> _Data to process_
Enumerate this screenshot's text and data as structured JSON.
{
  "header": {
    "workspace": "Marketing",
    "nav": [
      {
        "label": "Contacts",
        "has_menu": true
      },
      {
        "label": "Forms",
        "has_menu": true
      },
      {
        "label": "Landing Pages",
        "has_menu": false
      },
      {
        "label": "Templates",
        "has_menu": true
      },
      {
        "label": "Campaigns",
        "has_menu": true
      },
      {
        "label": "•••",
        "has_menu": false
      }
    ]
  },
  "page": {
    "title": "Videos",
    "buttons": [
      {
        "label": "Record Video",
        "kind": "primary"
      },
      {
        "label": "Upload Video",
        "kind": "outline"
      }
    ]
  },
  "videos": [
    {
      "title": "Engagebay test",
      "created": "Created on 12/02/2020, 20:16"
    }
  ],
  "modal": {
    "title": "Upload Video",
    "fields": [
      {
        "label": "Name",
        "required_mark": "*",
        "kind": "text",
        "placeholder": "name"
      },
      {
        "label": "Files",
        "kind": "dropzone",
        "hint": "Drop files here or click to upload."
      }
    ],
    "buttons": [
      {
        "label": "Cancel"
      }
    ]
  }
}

> _Task to complete_
Scan the lines for the string "label". Copy out each line that matches.

> _Answer to the exercise_
        "label": "Contacts",
        "label": "Forms",
        "label": "Landing Pages",
        "label": "Templates",
        "label": "Campaigns",
        "label": "•••",
        "label": "Record Video",
        "label": "Upload Video",
        "label": "Name",
        "label": "Files",
        "label": "Cancel"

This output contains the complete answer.